↓

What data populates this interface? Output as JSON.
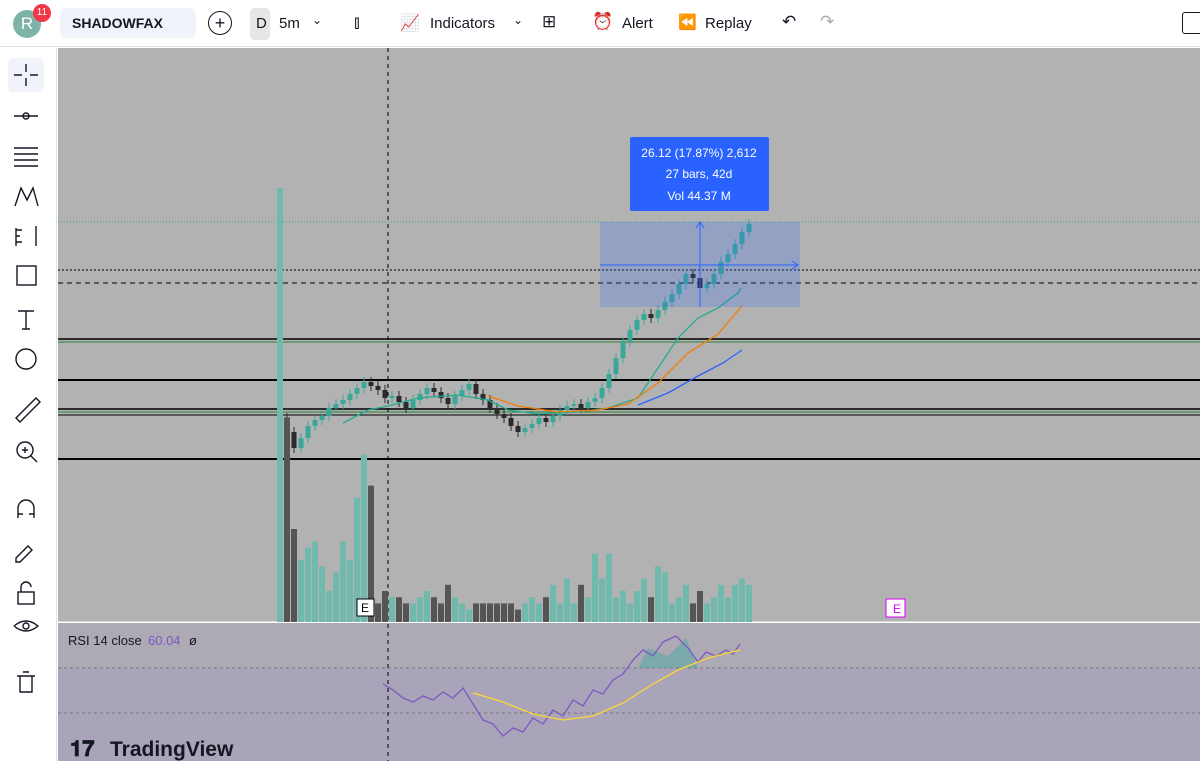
{
  "toolbar": {
    "avatar": "R",
    "badge": "11",
    "symbol": "SHADOWFAX",
    "interval_type": "D",
    "interval": "5m",
    "indicators": "Indicators",
    "alert": "Alert",
    "replay": "Replay"
  },
  "measure": {
    "line1": "26.12 (17.87%) 2,612",
    "line2": "27 bars, 42d",
    "line3": "Vol 44.37 M"
  },
  "markers": [
    "E",
    "E"
  ],
  "rsi": {
    "label": "RSI 14 close",
    "value": "60.04",
    "extra": "ø"
  },
  "logo": "TradingView"
}
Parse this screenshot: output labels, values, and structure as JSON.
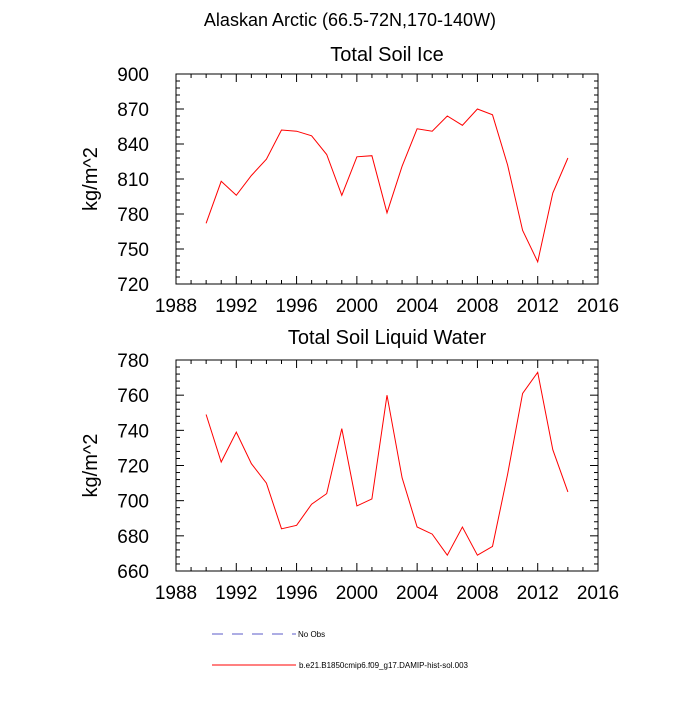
{
  "figure": {
    "suptitle": "Alaskan Arctic (66.5-72N,170-140W)"
  },
  "colors": {
    "series": "#ff0000",
    "obs": "#5b5bc8",
    "axis": "#000000"
  },
  "legend": [
    {
      "name": "No Obs",
      "style": "dashed",
      "color": "#5b5bc8"
    },
    {
      "name": "b.e21.B1850cmip6.f09_g17.DAMIP-hist-sol.003",
      "style": "solid",
      "color": "#ff0000"
    }
  ],
  "chart_data": [
    {
      "type": "line",
      "title": "Total Soil Ice",
      "xlabel": "",
      "ylabel": "kg/m^2",
      "xlim": [
        1988,
        2016
      ],
      "ylim": [
        720,
        900
      ],
      "xticks": [
        1988,
        1992,
        1996,
        2000,
        2004,
        2008,
        2012,
        2016
      ],
      "yticks": [
        720,
        750,
        780,
        810,
        840,
        870,
        900
      ],
      "grid": false,
      "x": [
        1990,
        1991,
        1992,
        1993,
        1994,
        1995,
        1996,
        1997,
        1998,
        1999,
        2000,
        2001,
        2002,
        2003,
        2004,
        2005,
        2006,
        2007,
        2008,
        2009,
        2010,
        2011,
        2012,
        2013,
        2014
      ],
      "series": [
        {
          "name": "b.e21.B1850cmip6.f09_g17.DAMIP-hist-sol.003",
          "values": [
            772,
            808,
            796,
            813,
            827,
            852,
            851,
            847,
            831,
            796,
            829,
            830,
            781,
            821,
            853,
            851,
            864,
            856,
            870,
            865,
            822,
            766,
            739,
            798,
            828
          ]
        }
      ]
    },
    {
      "type": "line",
      "title": "Total Soil Liquid Water",
      "xlabel": "",
      "ylabel": "kg/m^2",
      "xlim": [
        1988,
        2016
      ],
      "ylim": [
        660,
        780
      ],
      "xticks": [
        1988,
        1992,
        1996,
        2000,
        2004,
        2008,
        2012,
        2016
      ],
      "yticks": [
        660,
        680,
        700,
        720,
        740,
        760,
        780
      ],
      "grid": false,
      "x": [
        1990,
        1991,
        1992,
        1993,
        1994,
        1995,
        1996,
        1997,
        1998,
        1999,
        2000,
        2001,
        2002,
        2003,
        2004,
        2005,
        2006,
        2007,
        2008,
        2009,
        2010,
        2011,
        2012,
        2013,
        2014
      ],
      "series": [
        {
          "name": "b.e21.B1850cmip6.f09_g17.DAMIP-hist-sol.003",
          "values": [
            749,
            722,
            739,
            721,
            710,
            684,
            686,
            698,
            704,
            741,
            697,
            701,
            760,
            713,
            685,
            681,
            669,
            685,
            669,
            674,
            715,
            761,
            773,
            729,
            705
          ]
        }
      ]
    }
  ]
}
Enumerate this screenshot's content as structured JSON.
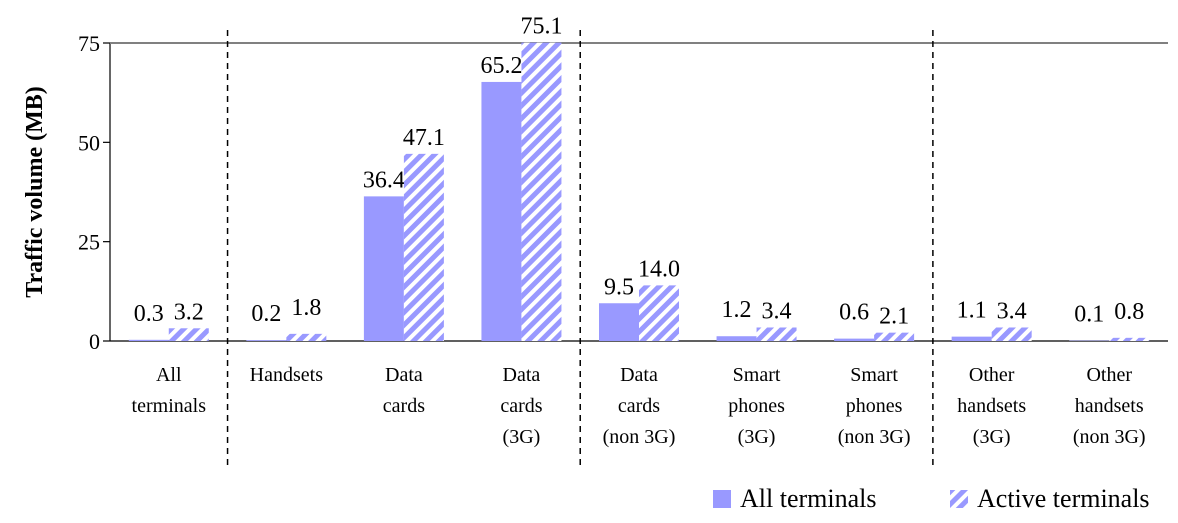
{
  "chart_data": {
    "type": "bar",
    "title": "",
    "ylabel": "Traffic volume (MB)",
    "xlabel": "",
    "ylim": [
      0,
      75
    ],
    "yticks": [
      "0",
      "25",
      "50",
      "75"
    ],
    "categories": [
      [
        "All",
        "terminals"
      ],
      [
        "Handsets"
      ],
      [
        "Data",
        "cards"
      ],
      [
        "Data",
        "cards",
        "(3G)"
      ],
      [
        "Data",
        "cards",
        "(non 3G)"
      ],
      [
        "Smart",
        "phones",
        "(3G)"
      ],
      [
        "Smart",
        "phones",
        "(non 3G)"
      ],
      [
        "Other",
        "handsets",
        "(3G)"
      ],
      [
        "Other",
        "handsets",
        "(non 3G)"
      ]
    ],
    "series": [
      {
        "name": "All terminals",
        "pattern": "solid",
        "color": "#9999ff",
        "values": [
          0.3,
          0.2,
          36.4,
          65.2,
          9.5,
          1.2,
          0.6,
          1.1,
          0.1
        ],
        "labels": [
          "0.3",
          "0.2",
          "36.4",
          "65.2",
          "9.5",
          "1.2",
          "0.6",
          "1.1",
          "0.1"
        ]
      },
      {
        "name": "Active terminals",
        "pattern": "hatched",
        "color": "#9999ff",
        "values": [
          3.2,
          1.8,
          47.1,
          75.1,
          14.0,
          3.4,
          2.1,
          3.4,
          0.8
        ],
        "labels": [
          "3.2",
          "1.8",
          "47.1",
          "75.1",
          "14.0",
          "3.4",
          "2.1",
          "3.4",
          "0.8"
        ]
      }
    ],
    "group_separators_after": [
      0,
      3,
      6
    ],
    "legend_position": "bottom-right",
    "grid": false
  }
}
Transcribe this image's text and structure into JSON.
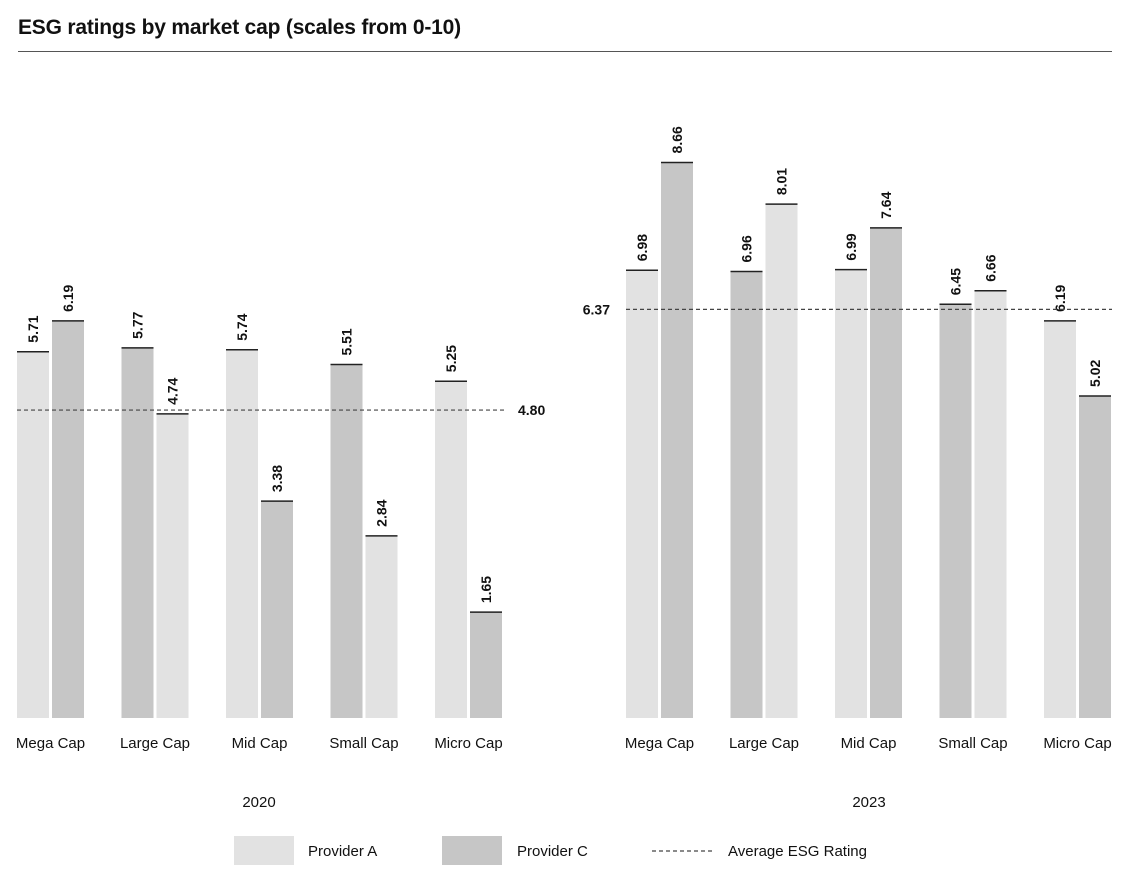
{
  "title": "ESG ratings by market cap (scales from 0-10)",
  "colors": {
    "light": "#e2e2e2",
    "dark": "#c6c6c6",
    "bar_cap": "#222222",
    "avg_line": "#444444"
  },
  "legend": [
    {
      "label": "Provider A",
      "shade": "light"
    },
    {
      "label": "Provider C",
      "shade": "dark"
    },
    {
      "label": "Average ESG Rating",
      "shade": "dashed"
    }
  ],
  "chart_data": [
    {
      "type": "bar",
      "group_label": "2020",
      "categories": [
        "Mega Cap",
        "Large Cap",
        "Mid Cap",
        "Small Cap",
        "Micro Cap"
      ],
      "ylim": [
        0,
        10
      ],
      "average": {
        "label": "Average ESG Rating",
        "value": 4.8,
        "value_label": "4.80"
      },
      "pairs": [
        {
          "values": [
            5.71,
            6.19
          ],
          "labels": [
            "5.71",
            "6.19"
          ],
          "shades": [
            "light",
            "dark"
          ]
        },
        {
          "values": [
            5.77,
            4.74
          ],
          "labels": [
            "5.77",
            "4.74"
          ],
          "shades": [
            "dark",
            "light"
          ]
        },
        {
          "values": [
            5.74,
            3.38
          ],
          "labels": [
            "5.74",
            "3.38"
          ],
          "shades": [
            "light",
            "dark"
          ]
        },
        {
          "values": [
            5.51,
            2.84
          ],
          "labels": [
            "5.51",
            "2.84"
          ],
          "shades": [
            "dark",
            "light"
          ]
        },
        {
          "values": [
            5.25,
            1.65
          ],
          "labels": [
            "5.25",
            "1.65"
          ],
          "shades": [
            "light",
            "dark"
          ]
        }
      ]
    },
    {
      "type": "bar",
      "group_label": "2023",
      "categories": [
        "Mega Cap",
        "Large Cap",
        "Mid Cap",
        "Small Cap",
        "Micro Cap"
      ],
      "ylim": [
        0,
        10
      ],
      "average": {
        "label": "Average ESG Rating",
        "value": 6.37,
        "value_label": "6.37"
      },
      "pairs": [
        {
          "values": [
            6.98,
            8.66
          ],
          "labels": [
            "6.98",
            "8.66"
          ],
          "shades": [
            "light",
            "dark"
          ]
        },
        {
          "values": [
            6.96,
            8.01
          ],
          "labels": [
            "6.96",
            "8.01"
          ],
          "shades": [
            "dark",
            "light"
          ]
        },
        {
          "values": [
            6.99,
            7.64
          ],
          "labels": [
            "6.99",
            "7.64"
          ],
          "shades": [
            "light",
            "dark"
          ]
        },
        {
          "values": [
            6.45,
            6.66
          ],
          "labels": [
            "6.45",
            "6.66"
          ],
          "shades": [
            "dark",
            "light"
          ]
        },
        {
          "values": [
            6.19,
            5.02
          ],
          "labels": [
            "6.19",
            "5.02"
          ],
          "shades": [
            "light",
            "dark"
          ]
        }
      ]
    }
  ]
}
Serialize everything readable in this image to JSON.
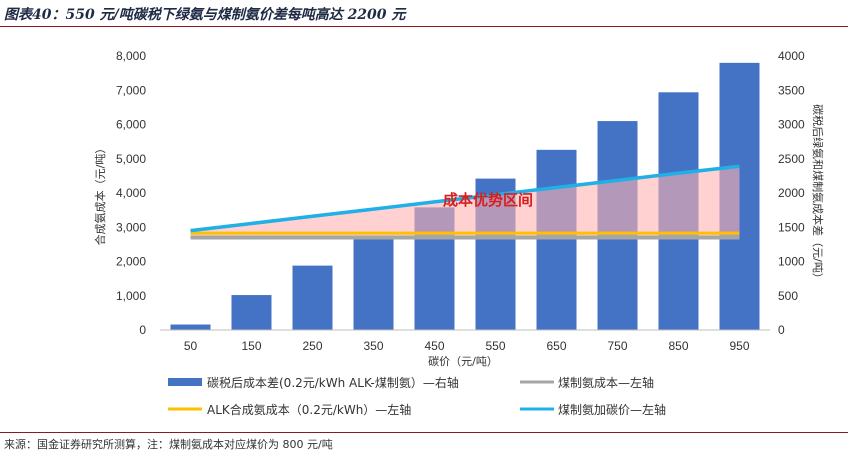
{
  "figure": {
    "title": "图表40：550 元/吨碳税下绿氨与煤制氨价差每吨高达 2200 元",
    "footer": "来源：国金证券研究所测算，注：煤制氨成本对应煤价为 800 元/吨"
  },
  "colors": {
    "bars": "#4472c4",
    "coal_ammonia_line": "#a6a6a6",
    "alk_line": "#ffc000",
    "coal_plus_carbon_line": "#1eb0e6",
    "advantage_area": "#ffb3b3",
    "annotation": "#d81e1e"
  },
  "chart_data": {
    "type": "bar",
    "categories": [
      "50",
      "150",
      "250",
      "350",
      "450",
      "550",
      "650",
      "750",
      "850",
      "950"
    ],
    "xlabel": "碳价（元/吨）",
    "ylabel_left": "合成氨成本（元/吨）",
    "ylabel_right": "碳税后绿氨和煤制氨成本差（元/吨）",
    "left_axis": {
      "min": 0,
      "max": 8000,
      "ticks": [
        "0",
        "1,000",
        "2,000",
        "3,000",
        "4,000",
        "5,000",
        "6,000",
        "7,000",
        "8,000"
      ]
    },
    "right_axis": {
      "min": 0,
      "max": 4000,
      "ticks": [
        "0",
        "500",
        "1000",
        "1500",
        "2000",
        "2500",
        "3000",
        "3500",
        "4000"
      ]
    },
    "series": [
      {
        "name": "碳税后成本差(0.2元/kWh ALK-煤制氨）—右轴",
        "type": "bar",
        "axis": "right",
        "values": [
          80,
          510,
          940,
          1370,
          1790,
          2210,
          2630,
          3050,
          3470,
          3900
        ]
      },
      {
        "name": "煤制氨成本—左轴",
        "type": "line",
        "axis": "left",
        "values": [
          2700,
          2700,
          2700,
          2700,
          2700,
          2700,
          2700,
          2700,
          2700,
          2700
        ]
      },
      {
        "name": "ALK合成氨成本（0.2元/kWh）—左轴",
        "type": "line",
        "axis": "left",
        "values": [
          2830,
          2830,
          2830,
          2830,
          2830,
          2830,
          2830,
          2830,
          2830,
          2830
        ]
      },
      {
        "name": "煤制氨加碳价—左轴",
        "type": "line",
        "axis": "left",
        "values": [
          2900,
          3110,
          3320,
          3530,
          3740,
          3950,
          4160,
          4370,
          4580,
          4780
        ]
      }
    ],
    "annotation": "成本优势区间",
    "legend_position": "bottom"
  }
}
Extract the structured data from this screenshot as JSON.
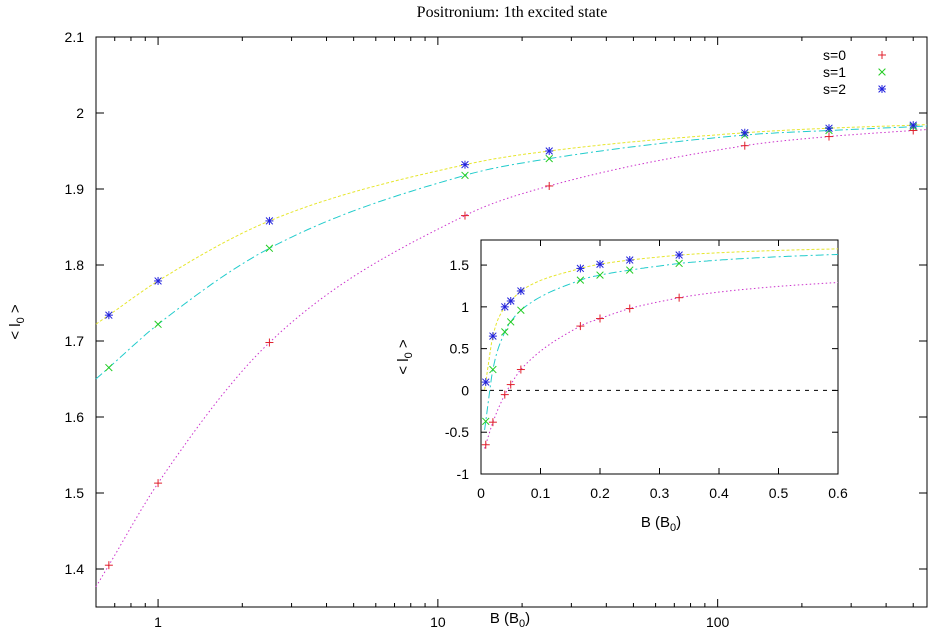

↑

▶ [EXERCISE PROMPT] Return all lines containing "from".

▶ [OUTPUT OF THE EXERCISE]
  "title": "ESG ratings by market cap (scales from 0-10)",
Extract the structured data from this screenshot as JSON.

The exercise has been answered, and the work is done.